Problem:
Leave out the pictures and transcribe the rest of the records exactly.

Figure content listings:
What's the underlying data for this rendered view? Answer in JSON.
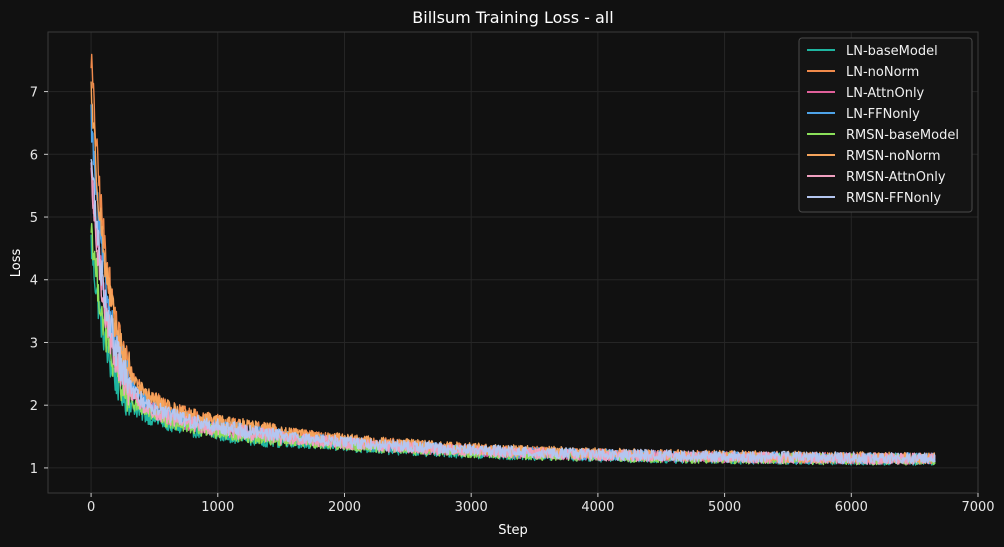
{
  "chart_data": {
    "type": "line",
    "title": "Billsum Training Loss - all",
    "xlabel": "Step",
    "ylabel": "Loss",
    "xlim": [
      -340,
      7000
    ],
    "ylim": [
      0.6,
      7.95
    ],
    "xticks": [
      0,
      1000,
      2000,
      3000,
      4000,
      5000,
      6000,
      7000
    ],
    "xtick_labels": [
      "0",
      "1000",
      "2000",
      "3000",
      "4000",
      "5000",
      "6000",
      "7000"
    ],
    "yticks": [
      1,
      2,
      3,
      4,
      5,
      6,
      7
    ],
    "ytick_labels": [
      "1",
      "2",
      "3",
      "4",
      "5",
      "6",
      "7"
    ],
    "grid": true,
    "legend_position": "top-right",
    "background": "#111111",
    "x_range": [
      0,
      6660
    ],
    "series": [
      {
        "name": "LN-baseModel",
        "color": "#1fb5a0",
        "start": 4.6,
        "mid": 1.7,
        "end": 1.12
      },
      {
        "name": "LN-noNorm",
        "color": "#f08a4b",
        "start": 7.6,
        "mid": 1.95,
        "end": 1.13
      },
      {
        "name": "LN-AttnOnly",
        "color": "#e0609a",
        "start": 5.8,
        "mid": 1.8,
        "end": 1.13
      },
      {
        "name": "LN-FFNonly",
        "color": "#4ea3e8",
        "start": 6.6,
        "mid": 1.85,
        "end": 1.13
      },
      {
        "name": "RMSN-baseModel",
        "color": "#8be05a",
        "start": 4.9,
        "mid": 1.75,
        "end": 1.12
      },
      {
        "name": "RMSN-noNorm",
        "color": "#f5a45c",
        "start": 7.1,
        "mid": 1.95,
        "end": 1.14
      },
      {
        "name": "RMSN-AttnOnly",
        "color": "#f0a0c0",
        "start": 5.6,
        "mid": 1.8,
        "end": 1.13
      },
      {
        "name": "RMSN-FFNonly",
        "color": "#b4c6f0",
        "start": 6.0,
        "mid": 1.85,
        "end": 1.14
      }
    ]
  }
}
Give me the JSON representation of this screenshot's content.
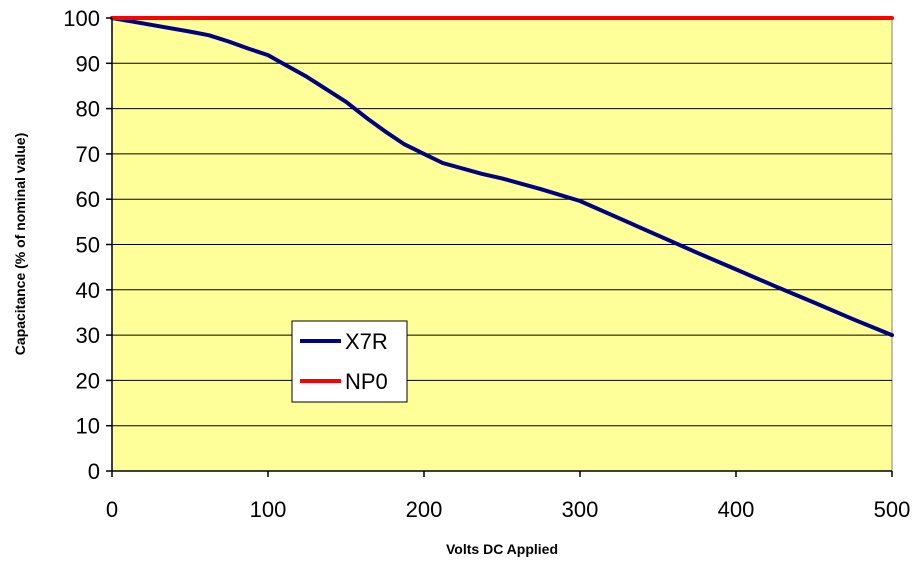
{
  "chart_data": {
    "type": "line",
    "xlabel": "Volts DC Applied",
    "ylabel": "Capacitance (% of nominal value)",
    "xlim": [
      0,
      500
    ],
    "ylim": [
      0,
      100
    ],
    "xticks": [
      0,
      100,
      200,
      300,
      400,
      500
    ],
    "yticks": [
      0,
      10,
      20,
      30,
      40,
      50,
      60,
      70,
      80,
      90,
      100
    ],
    "grid": "horizontal",
    "plot_background": "#FFFF99",
    "legend_position": "lower-left",
    "series": [
      {
        "name": "X7R",
        "color": "#000080",
        "x": [
          0,
          25,
          50,
          62,
          75,
          87,
          100,
          112,
          125,
          150,
          163,
          175,
          187,
          200,
          212,
          237,
          250,
          275,
          300,
          325,
          350,
          375,
          400,
          425,
          450,
          475,
          500
        ],
        "y": [
          100,
          98.5,
          97,
          96.2,
          94.8,
          93.3,
          91.8,
          89.5,
          87,
          81.5,
          78,
          75,
          72.2,
          70,
          68,
          65.6,
          64.6,
          62.2,
          59.6,
          55.8,
          52,
          48.2,
          44.5,
          40.8,
          37.2,
          33.5,
          30
        ]
      },
      {
        "name": "NP0",
        "color": "#FF0000",
        "x": [
          0,
          500
        ],
        "y": [
          100,
          100
        ]
      }
    ]
  }
}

Full solution:
What's the underlying data for this rendered view? Answer in JSON.
{
  "chart_data": {
    "type": "line",
    "title": "Billsum Training Loss - all",
    "xlabel": "Step",
    "ylabel": "Loss",
    "xlim": [
      -340,
      7000
    ],
    "ylim": [
      0.6,
      7.95
    ],
    "xticks": [
      0,
      1000,
      2000,
      3000,
      4000,
      5000,
      6000,
      7000
    ],
    "xtick_labels": [
      "0",
      "1000",
      "2000",
      "3000",
      "4000",
      "5000",
      "6000",
      "7000"
    ],
    "yticks": [
      1,
      2,
      3,
      4,
      5,
      6,
      7
    ],
    "ytick_labels": [
      "1",
      "2",
      "3",
      "4",
      "5",
      "6",
      "7"
    ],
    "grid": true,
    "legend_position": "top-right",
    "background": "#111111",
    "x_range": [
      0,
      6660
    ],
    "series": [
      {
        "name": "LN-baseModel",
        "color": "#1fb5a0",
        "start": 4.6,
        "mid": 1.7,
        "end": 1.12
      },
      {
        "name": "LN-noNorm",
        "color": "#f08a4b",
        "start": 7.6,
        "mid": 1.95,
        "end": 1.13
      },
      {
        "name": "LN-AttnOnly",
        "color": "#e0609a",
        "start": 5.8,
        "mid": 1.8,
        "end": 1.13
      },
      {
        "name": "LN-FFNonly",
        "color": "#4ea3e8",
        "start": 6.6,
        "mid": 1.85,
        "end": 1.13
      },
      {
        "name": "RMSN-baseModel",
        "color": "#8be05a",
        "start": 4.9,
        "mid": 1.75,
        "end": 1.12
      },
      {
        "name": "RMSN-noNorm",
        "color": "#f5a45c",
        "start": 7.1,
        "mid": 1.95,
        "end": 1.14
      },
      {
        "name": "RMSN-AttnOnly",
        "color": "#f0a0c0",
        "start": 5.6,
        "mid": 1.8,
        "end": 1.13
      },
      {
        "name": "RMSN-FFNonly",
        "color": "#b4c6f0",
        "start": 6.0,
        "mid": 1.85,
        "end": 1.14
      }
    ]
  }
}
Give me the JSON representation of this screenshot's content.
{
  "chart_data": {
    "type": "line",
    "xlabel": "Volts DC Applied",
    "ylabel": "Capacitance (% of nominal value)",
    "xlim": [
      0,
      500
    ],
    "ylim": [
      0,
      100
    ],
    "xticks": [
      0,
      100,
      200,
      300,
      400,
      500
    ],
    "yticks": [
      0,
      10,
      20,
      30,
      40,
      50,
      60,
      70,
      80,
      90,
      100
    ],
    "grid": "horizontal",
    "plot_background": "#FFFF99",
    "legend_position": "lower-left",
    "series": [
      {
        "name": "X7R",
        "color": "#000080",
        "x": [
          0,
          25,
          50,
          62,
          75,
          87,
          100,
          112,
          125,
          150,
          163,
          175,
          187,
          200,
          212,
          237,
          250,
          275,
          300,
          325,
          350,
          375,
          400,
          425,
          450,
          475,
          500
        ],
        "y": [
          100,
          98.5,
          97,
          96.2,
          94.8,
          93.3,
          91.8,
          89.5,
          87,
          81.5,
          78,
          75,
          72.2,
          70,
          68,
          65.6,
          64.6,
          62.2,
          59.6,
          55.8,
          52,
          48.2,
          44.5,
          40.8,
          37.2,
          33.5,
          30
        ]
      },
      {
        "name": "NP0",
        "color": "#FF0000",
        "x": [
          0,
          500
        ],
        "y": [
          100,
          100
        ]
      }
    ]
  }
}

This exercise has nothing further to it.